Given request:
Transcribe the data that follows precisely, omitting nothing.

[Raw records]
┄┄┄┄┄┄

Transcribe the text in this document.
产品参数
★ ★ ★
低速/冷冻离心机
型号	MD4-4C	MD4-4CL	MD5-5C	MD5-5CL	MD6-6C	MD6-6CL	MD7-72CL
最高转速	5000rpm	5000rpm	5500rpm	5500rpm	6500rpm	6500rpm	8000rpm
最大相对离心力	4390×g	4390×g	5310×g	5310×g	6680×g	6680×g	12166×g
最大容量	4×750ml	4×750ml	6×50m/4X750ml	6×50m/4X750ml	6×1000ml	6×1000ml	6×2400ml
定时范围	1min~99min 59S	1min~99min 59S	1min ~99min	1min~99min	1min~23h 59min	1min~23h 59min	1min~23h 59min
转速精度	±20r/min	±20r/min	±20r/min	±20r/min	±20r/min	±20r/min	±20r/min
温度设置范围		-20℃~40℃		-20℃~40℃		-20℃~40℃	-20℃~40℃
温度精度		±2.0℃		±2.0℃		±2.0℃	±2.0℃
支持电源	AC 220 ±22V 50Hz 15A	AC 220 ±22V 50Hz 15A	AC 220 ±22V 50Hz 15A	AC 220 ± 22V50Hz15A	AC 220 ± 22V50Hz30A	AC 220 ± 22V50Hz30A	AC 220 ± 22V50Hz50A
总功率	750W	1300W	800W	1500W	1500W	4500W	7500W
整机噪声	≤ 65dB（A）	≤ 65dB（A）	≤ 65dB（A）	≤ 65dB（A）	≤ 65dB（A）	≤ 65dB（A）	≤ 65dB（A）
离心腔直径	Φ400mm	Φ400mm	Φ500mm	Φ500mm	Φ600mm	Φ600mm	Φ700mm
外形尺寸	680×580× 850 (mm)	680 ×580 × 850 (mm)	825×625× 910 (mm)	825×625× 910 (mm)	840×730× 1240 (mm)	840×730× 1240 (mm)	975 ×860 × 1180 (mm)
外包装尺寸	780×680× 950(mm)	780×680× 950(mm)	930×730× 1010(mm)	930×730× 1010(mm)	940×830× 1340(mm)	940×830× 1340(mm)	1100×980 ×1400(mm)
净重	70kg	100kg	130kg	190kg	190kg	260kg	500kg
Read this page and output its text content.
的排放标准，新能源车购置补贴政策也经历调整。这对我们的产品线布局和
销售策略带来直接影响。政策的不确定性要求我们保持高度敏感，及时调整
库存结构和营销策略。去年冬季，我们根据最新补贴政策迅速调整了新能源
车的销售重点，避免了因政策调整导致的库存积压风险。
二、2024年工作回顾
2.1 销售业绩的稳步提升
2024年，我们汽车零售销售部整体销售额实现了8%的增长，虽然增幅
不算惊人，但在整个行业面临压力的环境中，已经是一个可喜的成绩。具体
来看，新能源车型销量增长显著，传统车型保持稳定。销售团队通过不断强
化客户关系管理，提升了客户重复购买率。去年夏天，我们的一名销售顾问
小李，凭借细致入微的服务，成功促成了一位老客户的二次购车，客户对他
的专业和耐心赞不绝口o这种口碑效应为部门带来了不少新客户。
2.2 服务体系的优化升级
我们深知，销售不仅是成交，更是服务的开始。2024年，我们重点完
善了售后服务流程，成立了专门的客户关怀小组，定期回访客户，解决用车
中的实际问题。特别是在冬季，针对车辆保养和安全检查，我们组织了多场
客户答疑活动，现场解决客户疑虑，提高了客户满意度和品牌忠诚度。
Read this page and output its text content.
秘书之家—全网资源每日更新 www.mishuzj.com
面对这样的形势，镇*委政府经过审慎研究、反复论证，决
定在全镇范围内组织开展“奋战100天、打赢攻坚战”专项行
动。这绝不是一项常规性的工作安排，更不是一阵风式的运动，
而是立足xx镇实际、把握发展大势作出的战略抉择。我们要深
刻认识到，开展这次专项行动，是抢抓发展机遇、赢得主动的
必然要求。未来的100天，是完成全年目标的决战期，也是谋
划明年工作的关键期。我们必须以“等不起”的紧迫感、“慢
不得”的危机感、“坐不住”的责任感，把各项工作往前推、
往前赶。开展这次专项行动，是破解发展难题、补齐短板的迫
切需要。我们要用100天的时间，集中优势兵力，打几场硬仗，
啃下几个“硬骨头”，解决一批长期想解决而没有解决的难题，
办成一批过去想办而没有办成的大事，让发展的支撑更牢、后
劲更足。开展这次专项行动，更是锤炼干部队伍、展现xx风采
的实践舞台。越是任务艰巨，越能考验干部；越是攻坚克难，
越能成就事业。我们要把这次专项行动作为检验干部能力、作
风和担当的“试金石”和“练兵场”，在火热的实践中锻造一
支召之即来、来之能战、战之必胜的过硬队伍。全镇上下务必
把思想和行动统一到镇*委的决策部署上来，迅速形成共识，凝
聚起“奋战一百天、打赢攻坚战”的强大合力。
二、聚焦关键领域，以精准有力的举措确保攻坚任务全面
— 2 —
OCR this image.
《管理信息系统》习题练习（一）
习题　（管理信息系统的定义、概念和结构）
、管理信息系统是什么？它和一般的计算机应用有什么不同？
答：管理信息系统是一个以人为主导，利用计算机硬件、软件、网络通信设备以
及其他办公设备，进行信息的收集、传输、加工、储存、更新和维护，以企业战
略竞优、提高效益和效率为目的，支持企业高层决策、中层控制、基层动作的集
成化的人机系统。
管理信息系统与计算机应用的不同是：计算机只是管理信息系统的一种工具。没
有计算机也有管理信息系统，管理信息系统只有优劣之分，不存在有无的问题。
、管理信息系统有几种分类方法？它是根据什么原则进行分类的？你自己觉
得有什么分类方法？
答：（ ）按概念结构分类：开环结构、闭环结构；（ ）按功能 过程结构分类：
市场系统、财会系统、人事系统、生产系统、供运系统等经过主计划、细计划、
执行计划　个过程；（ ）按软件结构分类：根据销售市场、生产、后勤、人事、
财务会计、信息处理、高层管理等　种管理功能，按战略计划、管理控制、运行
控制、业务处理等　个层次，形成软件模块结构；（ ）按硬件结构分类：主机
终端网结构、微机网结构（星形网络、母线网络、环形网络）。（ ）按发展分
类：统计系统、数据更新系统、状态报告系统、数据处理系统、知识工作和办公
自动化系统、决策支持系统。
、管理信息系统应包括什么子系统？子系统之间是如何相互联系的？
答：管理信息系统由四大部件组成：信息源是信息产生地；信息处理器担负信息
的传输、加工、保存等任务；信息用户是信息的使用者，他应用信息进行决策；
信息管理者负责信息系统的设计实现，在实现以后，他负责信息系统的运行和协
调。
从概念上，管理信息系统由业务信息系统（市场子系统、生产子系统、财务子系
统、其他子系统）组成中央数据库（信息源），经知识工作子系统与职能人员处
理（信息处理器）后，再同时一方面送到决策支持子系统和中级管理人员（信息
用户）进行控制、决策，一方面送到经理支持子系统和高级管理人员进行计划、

┄┄┄┄┄┄

Full output:
Transcribe the text in this document.
产品参数
★ ★ ★
低速/冷冻离心机
型号	MD4-4C	MD4-4CL	MD5-5C	MD5-5CL	MD6-6C	MD6-6CL	MD7-72CL
最高转速	5000rpm	5000rpm	5500rpm	5500rpm	6500rpm	6500rpm	8000rpm
最大相对离心力	4390×g	4390×g	5310×g	5310×g	6680×g	6680×g	12166×g
最大容量	4×750ml	4×750ml	6×50m/4X750ml	6×50m/4X750ml	6×1000ml	6×1000ml	6×2400ml
定时范围	1min~99min 59S	1min~99min 59S	1min ~99min	1min~99min	1min~23h 59min	1min~23h 59min	1min~23h 59min
转速精度	±20r/min	±20r/min	±20r/min	±20r/min	±20r/min	±20r/min	±20r/min
温度设置范围		-20℃~40℃		-20℃~40℃		-20℃~40℃	-20℃~40℃
温度精度		±2.0℃		±2.0℃		±2.0℃	±2.0℃
支持电源	AC 220 ±22V 50Hz 15A	AC 220 ±22V 50Hz 15A	AC 220 ±22V 50Hz 15A	AC 220 ± 22V50Hz15A	AC 220 ± 22V50Hz30A	AC 220 ± 22V50Hz30A	AC 220 ± 22V50Hz50A
总功率	750W	1300W	800W	1500W	1500W	4500W	7500W
整机噪声	≤ 65dB（A）	≤ 65dB（A）	≤ 65dB（A）	≤ 65dB（A）	≤ 65dB（A）	≤ 65dB（A）	≤ 65dB（A）
离心腔直径	Φ400mm	Φ400mm	Φ500mm	Φ500mm	Φ600mm	Φ600mm	Φ700mm
外形尺寸	680×580× 850 (mm)	680 ×580 × 850 (mm)	825×625× 910 (mm)	825×625× 910 (mm)	840×730× 1240 (mm)	840×730× 1240 (mm)	975 ×860 × 1180 (mm)
外包装尺寸	780×680× 950(mm)	780×680× 950(mm)	930×730× 1010(mm)	930×730× 1010(mm)	940×830× 1340(mm)	940×830× 1340(mm)	1100×980 ×1400(mm)
净重	70kg	100kg	130kg	190kg	190kg	260kg	500kg
Read this page and output its text content.
的排放标准，新能源车购置补贴政策也经历调整。这对我们的产品线布局和
销售策略带来直接影响。政策的不确定性要求我们保持高度敏感，及时调整
库存结构和营销策略。去年冬季，我们根据最新补贴政策迅速调整了新能源
车的销售重点，避免了因政策调整导致的库存积压风险。
二、2024年工作回顾
2.1 销售业绩的稳步提升
2024年，我们汽车零售销售部整体销售额实现了8%的增长，虽然增幅
不算惊人，但在整个行业面临压力的环境中，已经是一个可喜的成绩。具体
来看，新能源车型销量增长显著，传统车型保持稳定。销售团队通过不断强
化客户关系管理，提升了客户重复购买率。去年夏天，我们的一名销售顾问
小李，凭借细致入微的服务，成功促成了一位老客户的二次购车，客户对他
的专业和耐心赞不绝口o这种口碑效应为部门带来了不少新客户。
2.2 服务体系的优化升级
我们深知，销售不仅是成交，更是服务的开始。2024年，我们重点完
善了售后服务流程，成立了专门的客户关怀小组，定期回访客户，解决用车
中的实际问题。特别是在冬季，针对车辆保养和安全检查，我们组织了多场
客户答疑活动，现场解决客户疑虑，提高了客户满意度和品牌忠诚度。
Read this page and output its text content.
秘书之家—全网资源每日更新 www.mishuzj.com
面对这样的形势，镇*委政府经过审慎研究、反复论证，决
定在全镇范围内组织开展“奋战100天、打赢攻坚战”专项行
动。这绝不是一项常规性的工作安排，更不是一阵风式的运动，
而是立足xx镇实际、把握发展大势作出的战略抉择。我们要深
刻认识到，开展这次专项行动，是抢抓发展机遇、赢得主动的
必然要求。未来的100天，是完成全年目标的决战期，也是谋
划明年工作的关键期。我们必须以“等不起”的紧迫感、“慢
不得”的危机感、“坐不住”的责任感，把各项工作往前推、
往前赶。开展这次专项行动，是破解发展难题、补齐短板的迫
切需要。我们要用100天的时间，集中优势兵力，打几场硬仗，
啃下几个“硬骨头”，解决一批长期想解决而没有解决的难题，
办成一批过去想办而没有办成的大事，让发展的支撑更牢、后
劲更足。开展这次专项行动，更是锤炼干部队伍、展现xx风采
的实践舞台。越是任务艰巨，越能考验干部；越是攻坚克难，
越能成就事业。我们要把这次专项行动作为检验干部能力、作
风和担当的“试金石”和“练兵场”，在火热的实践中锻造一
支召之即来、来之能战、战之必胜的过硬队伍。全镇上下务必
把思想和行动统一到镇*委的决策部署上来，迅速形成共识，凝
聚起“奋战一百天、打赢攻坚战”的强大合力。
二、聚焦关键领域，以精准有力的举措确保攻坚任务全面
— 2 —
OCR this image.
《管理信息系统》习题练习（一）
习题　（管理信息系统的定义、概念和结构）
、管理信息系统是什么？它和一般的计算机应用有什么不同？
答：管理信息系统是一个以人为主导，利用计算机硬件、软件、网络通信设备以
及其他办公设备，进行信息的收集、传输、加工、储存、更新和维护，以企业战
略竞优、提高效益和效率为目的，支持企业高层决策、中层控制、基层动作的集
成化的人机系统。
管理信息系统与计算机应用的不同是：计算机只是管理信息系统的一种工具。没
有计算机也有管理信息系统，管理信息系统只有优劣之分，不存在有无的问题。
、管理信息系统有几种分类方法？它是根据什么原则进行分类的？你自己觉
得有什么分类方法？
答：（ ）按概念结构分类：开环结构、闭环结构；（ ）按功能 过程结构分类：
市场系统、财会系统、人事系统、生产系统、供运系统等经过主计划、细计划、
执行计划　个过程；（ ）按软件结构分类：根据销售市场、生产、后勤、人事、
财务会计、信息处理、高层管理等　种管理功能，按战略计划、管理控制、运行
控制、业务处理等　个层次，形成软件模块结构；（ ）按硬件结构分类：主机
终端网结构、微机网结构（星形网络、母线网络、环形网络）。（ ）按发展分
类：统计系统、数据更新系统、状态报告系统、数据处理系统、知识工作和办公
自动化系统、决策支持系统。
、管理信息系统应包括什么子系统？子系统之间是如何相互联系的？
答：管理信息系统由四大部件组成：信息源是信息产生地；信息处理器担负信息
的传输、加工、保存等任务；信息用户是信息的使用者，他应用信息进行决策；
信息管理者负责信息系统的设计实现，在实现以后，他负责信息系统的运行和协
调。
从概念上，管理信息系统由业务信息系统（市场子系统、生产子系统、财务子系
统、其他子系统）组成中央数据库（信息源），经知识工作子系统与职能人员处
理（信息处理器）后，再同时一方面送到决策支持子系统和中级管理人员（信息
用户）进行控制、决策，一方面送到经理支持子系统和高级管理人员进行计划、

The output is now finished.